-- start RECORD EXCERPTS --

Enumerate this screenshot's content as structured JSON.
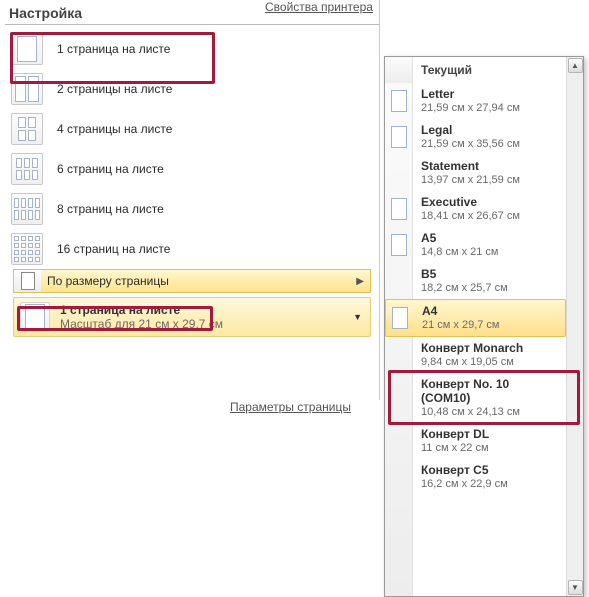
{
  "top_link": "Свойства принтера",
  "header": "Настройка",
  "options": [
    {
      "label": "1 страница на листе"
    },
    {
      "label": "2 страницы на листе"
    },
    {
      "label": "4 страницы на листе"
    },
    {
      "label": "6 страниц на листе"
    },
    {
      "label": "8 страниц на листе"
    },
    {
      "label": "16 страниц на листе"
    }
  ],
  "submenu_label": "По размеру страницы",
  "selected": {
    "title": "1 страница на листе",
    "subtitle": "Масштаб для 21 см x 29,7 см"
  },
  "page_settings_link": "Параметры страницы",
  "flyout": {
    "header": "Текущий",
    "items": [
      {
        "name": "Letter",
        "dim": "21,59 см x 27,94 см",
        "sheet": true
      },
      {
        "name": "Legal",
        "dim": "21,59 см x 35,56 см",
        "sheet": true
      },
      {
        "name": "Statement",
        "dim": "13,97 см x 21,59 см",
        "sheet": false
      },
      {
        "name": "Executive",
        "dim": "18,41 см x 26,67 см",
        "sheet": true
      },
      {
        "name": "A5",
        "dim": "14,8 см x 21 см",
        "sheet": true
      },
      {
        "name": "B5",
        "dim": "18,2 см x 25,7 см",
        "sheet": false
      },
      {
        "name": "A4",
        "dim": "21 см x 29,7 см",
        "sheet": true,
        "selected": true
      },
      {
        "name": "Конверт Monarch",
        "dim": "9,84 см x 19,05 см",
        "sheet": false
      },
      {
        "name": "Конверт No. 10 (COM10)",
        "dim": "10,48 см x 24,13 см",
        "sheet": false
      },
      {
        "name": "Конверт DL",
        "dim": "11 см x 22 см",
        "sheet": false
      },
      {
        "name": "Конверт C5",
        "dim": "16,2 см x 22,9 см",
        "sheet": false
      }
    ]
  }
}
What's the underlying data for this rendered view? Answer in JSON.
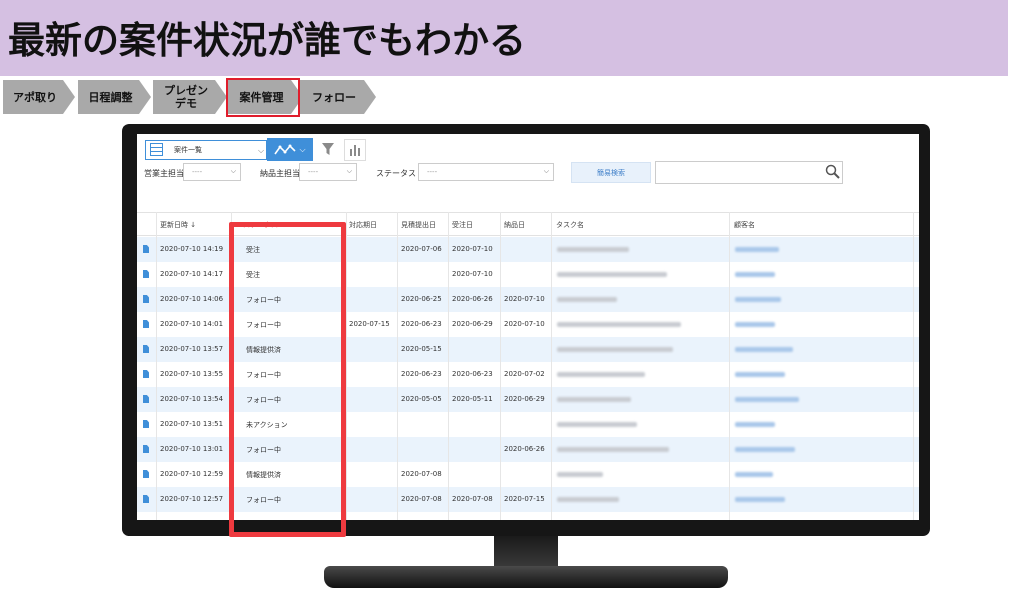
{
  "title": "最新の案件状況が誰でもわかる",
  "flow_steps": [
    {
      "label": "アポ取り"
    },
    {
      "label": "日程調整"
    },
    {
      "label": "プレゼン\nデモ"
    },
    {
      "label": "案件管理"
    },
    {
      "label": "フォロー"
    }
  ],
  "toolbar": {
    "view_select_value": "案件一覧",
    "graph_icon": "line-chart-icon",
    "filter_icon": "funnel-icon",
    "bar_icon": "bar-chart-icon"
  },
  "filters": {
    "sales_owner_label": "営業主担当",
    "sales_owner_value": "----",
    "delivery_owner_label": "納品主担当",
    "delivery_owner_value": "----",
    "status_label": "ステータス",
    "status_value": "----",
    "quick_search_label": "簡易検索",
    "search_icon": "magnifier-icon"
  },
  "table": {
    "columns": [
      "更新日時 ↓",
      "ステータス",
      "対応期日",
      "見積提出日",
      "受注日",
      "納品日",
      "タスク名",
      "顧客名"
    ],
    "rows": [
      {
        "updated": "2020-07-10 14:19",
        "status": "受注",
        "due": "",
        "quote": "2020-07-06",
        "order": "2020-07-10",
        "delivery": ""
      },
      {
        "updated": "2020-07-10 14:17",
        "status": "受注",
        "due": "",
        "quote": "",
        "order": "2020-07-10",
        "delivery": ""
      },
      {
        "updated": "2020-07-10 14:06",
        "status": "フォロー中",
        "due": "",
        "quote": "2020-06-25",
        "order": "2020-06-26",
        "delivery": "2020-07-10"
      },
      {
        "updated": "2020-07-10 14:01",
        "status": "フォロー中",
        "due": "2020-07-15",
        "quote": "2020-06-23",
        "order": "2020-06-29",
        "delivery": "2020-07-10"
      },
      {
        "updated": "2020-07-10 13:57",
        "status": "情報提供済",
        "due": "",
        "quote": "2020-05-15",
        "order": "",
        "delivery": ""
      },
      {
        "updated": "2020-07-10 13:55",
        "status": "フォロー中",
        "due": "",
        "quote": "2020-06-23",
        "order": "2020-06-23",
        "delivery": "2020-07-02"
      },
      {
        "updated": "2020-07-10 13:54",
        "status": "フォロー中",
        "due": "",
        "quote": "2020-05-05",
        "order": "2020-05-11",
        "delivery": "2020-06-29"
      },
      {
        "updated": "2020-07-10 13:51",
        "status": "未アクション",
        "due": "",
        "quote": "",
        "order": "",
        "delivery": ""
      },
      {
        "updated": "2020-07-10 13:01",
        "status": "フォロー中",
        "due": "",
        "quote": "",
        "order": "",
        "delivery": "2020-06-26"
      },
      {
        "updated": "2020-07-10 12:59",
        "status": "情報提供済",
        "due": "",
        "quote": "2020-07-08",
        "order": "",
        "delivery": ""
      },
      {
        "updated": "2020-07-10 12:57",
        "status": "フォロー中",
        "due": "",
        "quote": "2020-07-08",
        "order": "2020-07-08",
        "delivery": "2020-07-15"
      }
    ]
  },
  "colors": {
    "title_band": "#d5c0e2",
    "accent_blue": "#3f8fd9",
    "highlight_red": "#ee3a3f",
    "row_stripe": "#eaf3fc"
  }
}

-- end RECORD EXCERPTS --

• WORK REQUIRED: Each entry must be retyped word for word, with every image omitted.

• SOLUTION:
Enumerate this screenshot's content as structured JSON.
{
  "top_link": "Свойства принтера",
  "header": "Настройка",
  "options": [
    {
      "label": "1 страница на листе"
    },
    {
      "label": "2 страницы на листе"
    },
    {
      "label": "4 страницы на листе"
    },
    {
      "label": "6 страниц на листе"
    },
    {
      "label": "8 страниц на листе"
    },
    {
      "label": "16 страниц на листе"
    }
  ],
  "submenu_label": "По размеру страницы",
  "selected": {
    "title": "1 страница на листе",
    "subtitle": "Масштаб для 21 см x 29,7 см"
  },
  "page_settings_link": "Параметры страницы",
  "flyout": {
    "header": "Текущий",
    "items": [
      {
        "name": "Letter",
        "dim": "21,59 см x 27,94 см",
        "sheet": true
      },
      {
        "name": "Legal",
        "dim": "21,59 см x 35,56 см",
        "sheet": true
      },
      {
        "name": "Statement",
        "dim": "13,97 см x 21,59 см",
        "sheet": false
      },
      {
        "name": "Executive",
        "dim": "18,41 см x 26,67 см",
        "sheet": true
      },
      {
        "name": "A5",
        "dim": "14,8 см x 21 см",
        "sheet": true
      },
      {
        "name": "B5",
        "dim": "18,2 см x 25,7 см",
        "sheet": false
      },
      {
        "name": "A4",
        "dim": "21 см x 29,7 см",
        "sheet": true,
        "selected": true
      },
      {
        "name": "Конверт Monarch",
        "dim": "9,84 см x 19,05 см",
        "sheet": false
      },
      {
        "name": "Конверт No. 10 (COM10)",
        "dim": "10,48 см x 24,13 см",
        "sheet": false
      },
      {
        "name": "Конверт DL",
        "dim": "11 см x 22 см",
        "sheet": false
      },
      {
        "name": "Конверт C5",
        "dim": "16,2 см x 22,9 см",
        "sheet": false
      }
    ]
  }
}
What's the underlying data for this rendered view? Answer in JSON.
{
  "title": "最新の案件状況が誰でもわかる",
  "flow_steps": [
    {
      "label": "アポ取り"
    },
    {
      "label": "日程調整"
    },
    {
      "label": "プレゼン\nデモ"
    },
    {
      "label": "案件管理"
    },
    {
      "label": "フォロー"
    }
  ],
  "toolbar": {
    "view_select_value": "案件一覧",
    "graph_icon": "line-chart-icon",
    "filter_icon": "funnel-icon",
    "bar_icon": "bar-chart-icon"
  },
  "filters": {
    "sales_owner_label": "営業主担当",
    "sales_owner_value": "----",
    "delivery_owner_label": "納品主担当",
    "delivery_owner_value": "----",
    "status_label": "ステータス",
    "status_value": "----",
    "quick_search_label": "簡易検索",
    "search_icon": "magnifier-icon"
  },
  "table": {
    "columns": [
      "更新日時 ↓",
      "ステータス",
      "対応期日",
      "見積提出日",
      "受注日",
      "納品日",
      "タスク名",
      "顧客名"
    ],
    "rows": [
      {
        "updated": "2020-07-10 14:19",
        "status": "受注",
        "due": "",
        "quote": "2020-07-06",
        "order": "2020-07-10",
        "delivery": ""
      },
      {
        "updated": "2020-07-10 14:17",
        "status": "受注",
        "due": "",
        "quote": "",
        "order": "2020-07-10",
        "delivery": ""
      },
      {
        "updated": "2020-07-10 14:06",
        "status": "フォロー中",
        "due": "",
        "quote": "2020-06-25",
        "order": "2020-06-26",
        "delivery": "2020-07-10"
      },
      {
        "updated": "2020-07-10 14:01",
        "status": "フォロー中",
        "due": "2020-07-15",
        "quote": "2020-06-23",
        "order": "2020-06-29",
        "delivery": "2020-07-10"
      },
      {
        "updated": "2020-07-10 13:57",
        "status": "情報提供済",
        "due": "",
        "quote": "2020-05-15",
        "order": "",
        "delivery": ""
      },
      {
        "updated": "2020-07-10 13:55",
        "status": "フォロー中",
        "due": "",
        "quote": "2020-06-23",
        "order": "2020-06-23",
        "delivery": "2020-07-02"
      },
      {
        "updated": "2020-07-10 13:54",
        "status": "フォロー中",
        "due": "",
        "quote": "2020-05-05",
        "order": "2020-05-11",
        "delivery": "2020-06-29"
      },
      {
        "updated": "2020-07-10 13:51",
        "status": "未アクション",
        "due": "",
        "quote": "",
        "order": "",
        "delivery": ""
      },
      {
        "updated": "2020-07-10 13:01",
        "status": "フォロー中",
        "due": "",
        "quote": "",
        "order": "",
        "delivery": "2020-06-26"
      },
      {
        "updated": "2020-07-10 12:59",
        "status": "情報提供済",
        "due": "",
        "quote": "2020-07-08",
        "order": "",
        "delivery": ""
      },
      {
        "updated": "2020-07-10 12:57",
        "status": "フォロー中",
        "due": "",
        "quote": "2020-07-08",
        "order": "2020-07-08",
        "delivery": "2020-07-15"
      }
    ]
  },
  "colors": {
    "title_band": "#d5c0e2",
    "accent_blue": "#3f8fd9",
    "highlight_red": "#ee3a3f",
    "row_stripe": "#eaf3fc"
  }
}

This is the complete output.